- Problem description -
Copy out every line that contains the word "Fantoma".

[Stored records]
********

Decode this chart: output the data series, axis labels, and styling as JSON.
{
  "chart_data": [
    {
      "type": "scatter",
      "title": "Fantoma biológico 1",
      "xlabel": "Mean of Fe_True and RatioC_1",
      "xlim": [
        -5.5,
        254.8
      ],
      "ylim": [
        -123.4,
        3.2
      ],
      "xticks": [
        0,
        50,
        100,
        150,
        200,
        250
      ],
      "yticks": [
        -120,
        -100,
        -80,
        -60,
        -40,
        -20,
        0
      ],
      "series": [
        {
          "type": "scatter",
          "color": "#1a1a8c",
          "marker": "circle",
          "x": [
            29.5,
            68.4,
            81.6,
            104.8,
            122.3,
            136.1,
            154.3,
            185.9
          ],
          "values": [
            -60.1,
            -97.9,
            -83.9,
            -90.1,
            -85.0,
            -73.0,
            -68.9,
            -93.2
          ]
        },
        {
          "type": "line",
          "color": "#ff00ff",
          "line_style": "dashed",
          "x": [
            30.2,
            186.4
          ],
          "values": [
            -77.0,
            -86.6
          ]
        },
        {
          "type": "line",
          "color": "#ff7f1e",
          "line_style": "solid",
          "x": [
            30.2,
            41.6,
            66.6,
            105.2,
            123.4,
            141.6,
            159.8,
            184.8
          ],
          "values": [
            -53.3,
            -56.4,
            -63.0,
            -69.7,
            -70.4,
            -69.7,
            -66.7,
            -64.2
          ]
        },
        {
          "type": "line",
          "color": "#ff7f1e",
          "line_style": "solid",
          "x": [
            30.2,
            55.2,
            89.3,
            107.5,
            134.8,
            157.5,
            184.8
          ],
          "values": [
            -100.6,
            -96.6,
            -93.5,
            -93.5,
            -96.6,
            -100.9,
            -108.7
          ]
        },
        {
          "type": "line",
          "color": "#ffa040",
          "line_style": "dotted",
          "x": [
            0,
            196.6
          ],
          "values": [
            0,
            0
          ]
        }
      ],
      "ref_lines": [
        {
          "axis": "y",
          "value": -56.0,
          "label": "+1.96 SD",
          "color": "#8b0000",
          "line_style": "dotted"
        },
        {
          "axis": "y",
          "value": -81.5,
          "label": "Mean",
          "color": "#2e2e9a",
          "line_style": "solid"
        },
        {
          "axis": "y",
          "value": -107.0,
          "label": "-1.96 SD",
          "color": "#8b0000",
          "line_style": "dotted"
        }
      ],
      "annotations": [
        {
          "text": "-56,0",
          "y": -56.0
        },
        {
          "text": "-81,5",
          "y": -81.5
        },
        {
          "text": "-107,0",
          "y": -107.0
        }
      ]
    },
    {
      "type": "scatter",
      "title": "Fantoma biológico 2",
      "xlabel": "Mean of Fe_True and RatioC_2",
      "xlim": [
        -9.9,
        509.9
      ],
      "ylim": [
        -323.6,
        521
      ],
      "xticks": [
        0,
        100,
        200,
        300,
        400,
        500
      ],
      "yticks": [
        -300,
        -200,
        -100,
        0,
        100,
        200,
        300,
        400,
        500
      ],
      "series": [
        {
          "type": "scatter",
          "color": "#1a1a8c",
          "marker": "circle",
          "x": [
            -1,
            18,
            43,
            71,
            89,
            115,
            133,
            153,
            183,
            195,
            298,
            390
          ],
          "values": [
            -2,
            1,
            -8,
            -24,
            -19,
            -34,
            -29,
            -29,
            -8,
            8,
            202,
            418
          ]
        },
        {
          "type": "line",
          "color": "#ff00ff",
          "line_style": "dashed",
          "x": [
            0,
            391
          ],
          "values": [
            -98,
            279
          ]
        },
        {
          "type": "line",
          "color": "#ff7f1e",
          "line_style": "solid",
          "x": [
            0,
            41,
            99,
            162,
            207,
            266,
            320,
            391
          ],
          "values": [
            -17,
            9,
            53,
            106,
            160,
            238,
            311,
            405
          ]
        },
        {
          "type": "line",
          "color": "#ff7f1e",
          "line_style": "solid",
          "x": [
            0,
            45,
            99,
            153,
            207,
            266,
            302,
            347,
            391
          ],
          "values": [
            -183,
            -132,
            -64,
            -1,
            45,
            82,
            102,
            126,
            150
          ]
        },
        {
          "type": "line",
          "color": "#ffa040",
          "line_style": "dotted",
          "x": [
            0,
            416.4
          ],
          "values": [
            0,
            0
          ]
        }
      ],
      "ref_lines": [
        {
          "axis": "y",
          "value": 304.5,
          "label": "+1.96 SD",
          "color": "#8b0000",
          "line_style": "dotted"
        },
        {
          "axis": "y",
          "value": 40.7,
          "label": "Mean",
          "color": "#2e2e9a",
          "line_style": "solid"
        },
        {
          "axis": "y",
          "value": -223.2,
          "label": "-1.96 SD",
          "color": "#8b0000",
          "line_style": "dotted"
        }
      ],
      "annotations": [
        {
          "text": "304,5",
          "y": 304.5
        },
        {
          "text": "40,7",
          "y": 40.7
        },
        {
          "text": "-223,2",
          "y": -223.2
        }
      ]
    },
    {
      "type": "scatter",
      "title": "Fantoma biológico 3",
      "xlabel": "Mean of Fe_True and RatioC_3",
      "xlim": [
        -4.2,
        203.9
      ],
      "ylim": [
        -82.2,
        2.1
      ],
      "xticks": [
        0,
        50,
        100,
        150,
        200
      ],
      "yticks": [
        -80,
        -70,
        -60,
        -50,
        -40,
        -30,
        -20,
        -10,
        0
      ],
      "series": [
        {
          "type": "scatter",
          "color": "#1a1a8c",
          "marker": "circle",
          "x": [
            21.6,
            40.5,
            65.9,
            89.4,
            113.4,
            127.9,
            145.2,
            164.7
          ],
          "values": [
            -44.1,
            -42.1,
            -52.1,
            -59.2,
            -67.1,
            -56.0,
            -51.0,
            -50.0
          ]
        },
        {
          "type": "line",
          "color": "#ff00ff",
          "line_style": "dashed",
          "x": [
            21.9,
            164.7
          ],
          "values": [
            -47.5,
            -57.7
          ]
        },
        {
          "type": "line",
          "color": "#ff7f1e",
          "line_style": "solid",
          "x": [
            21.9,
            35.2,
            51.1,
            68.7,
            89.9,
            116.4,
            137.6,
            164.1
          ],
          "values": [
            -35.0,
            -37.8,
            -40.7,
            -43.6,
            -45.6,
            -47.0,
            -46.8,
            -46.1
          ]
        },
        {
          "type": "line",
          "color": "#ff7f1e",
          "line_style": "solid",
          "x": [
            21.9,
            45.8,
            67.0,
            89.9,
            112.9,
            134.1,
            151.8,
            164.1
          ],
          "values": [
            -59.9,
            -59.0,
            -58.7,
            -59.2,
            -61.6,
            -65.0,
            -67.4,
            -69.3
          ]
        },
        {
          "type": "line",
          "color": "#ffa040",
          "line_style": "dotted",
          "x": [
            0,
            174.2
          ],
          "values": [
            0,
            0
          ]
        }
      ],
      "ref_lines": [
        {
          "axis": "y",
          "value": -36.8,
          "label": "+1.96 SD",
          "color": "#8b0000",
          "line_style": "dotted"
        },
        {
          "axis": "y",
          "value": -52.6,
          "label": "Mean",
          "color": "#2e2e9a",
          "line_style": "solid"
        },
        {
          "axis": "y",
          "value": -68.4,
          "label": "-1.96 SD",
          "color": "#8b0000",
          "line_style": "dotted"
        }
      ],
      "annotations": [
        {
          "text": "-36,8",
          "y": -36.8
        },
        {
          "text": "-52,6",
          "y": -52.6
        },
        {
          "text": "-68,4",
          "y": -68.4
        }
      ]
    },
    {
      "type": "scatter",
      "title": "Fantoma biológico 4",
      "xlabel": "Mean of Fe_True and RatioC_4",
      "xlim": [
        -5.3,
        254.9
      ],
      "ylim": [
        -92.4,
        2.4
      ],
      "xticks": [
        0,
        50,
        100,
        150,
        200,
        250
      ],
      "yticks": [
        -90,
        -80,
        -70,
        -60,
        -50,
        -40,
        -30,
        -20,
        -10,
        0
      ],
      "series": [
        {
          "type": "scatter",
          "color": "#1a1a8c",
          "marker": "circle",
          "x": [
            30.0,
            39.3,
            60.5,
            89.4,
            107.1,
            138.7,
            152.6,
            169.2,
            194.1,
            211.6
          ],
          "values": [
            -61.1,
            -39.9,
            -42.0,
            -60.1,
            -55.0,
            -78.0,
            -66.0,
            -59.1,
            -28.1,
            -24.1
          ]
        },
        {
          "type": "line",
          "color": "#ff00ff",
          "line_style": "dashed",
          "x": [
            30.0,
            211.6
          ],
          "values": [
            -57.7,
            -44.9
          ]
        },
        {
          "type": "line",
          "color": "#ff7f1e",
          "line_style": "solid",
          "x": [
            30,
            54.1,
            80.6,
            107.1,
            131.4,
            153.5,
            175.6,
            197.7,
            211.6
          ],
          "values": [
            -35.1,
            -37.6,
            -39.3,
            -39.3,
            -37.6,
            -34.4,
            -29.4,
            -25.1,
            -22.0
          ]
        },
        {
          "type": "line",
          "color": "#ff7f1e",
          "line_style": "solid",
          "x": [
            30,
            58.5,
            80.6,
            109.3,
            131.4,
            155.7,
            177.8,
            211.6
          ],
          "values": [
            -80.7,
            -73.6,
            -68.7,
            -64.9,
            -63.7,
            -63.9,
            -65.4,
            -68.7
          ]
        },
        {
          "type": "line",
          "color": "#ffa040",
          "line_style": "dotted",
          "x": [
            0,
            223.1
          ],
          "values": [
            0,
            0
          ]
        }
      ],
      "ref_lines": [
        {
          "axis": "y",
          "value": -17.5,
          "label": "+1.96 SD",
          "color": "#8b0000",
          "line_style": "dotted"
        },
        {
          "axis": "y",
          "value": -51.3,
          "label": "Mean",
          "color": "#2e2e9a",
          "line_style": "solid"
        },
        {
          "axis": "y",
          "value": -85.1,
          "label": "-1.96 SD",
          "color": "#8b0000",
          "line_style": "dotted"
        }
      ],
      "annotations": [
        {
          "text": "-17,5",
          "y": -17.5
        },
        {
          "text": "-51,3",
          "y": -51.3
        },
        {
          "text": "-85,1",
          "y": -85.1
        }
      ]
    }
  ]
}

********

- Reply -
      "title": "Fantoma biológico 1",
      "title": "Fantoma biológico 2",
      "title": "Fantoma biológico 3",
      "title": "Fantoma biológico 4",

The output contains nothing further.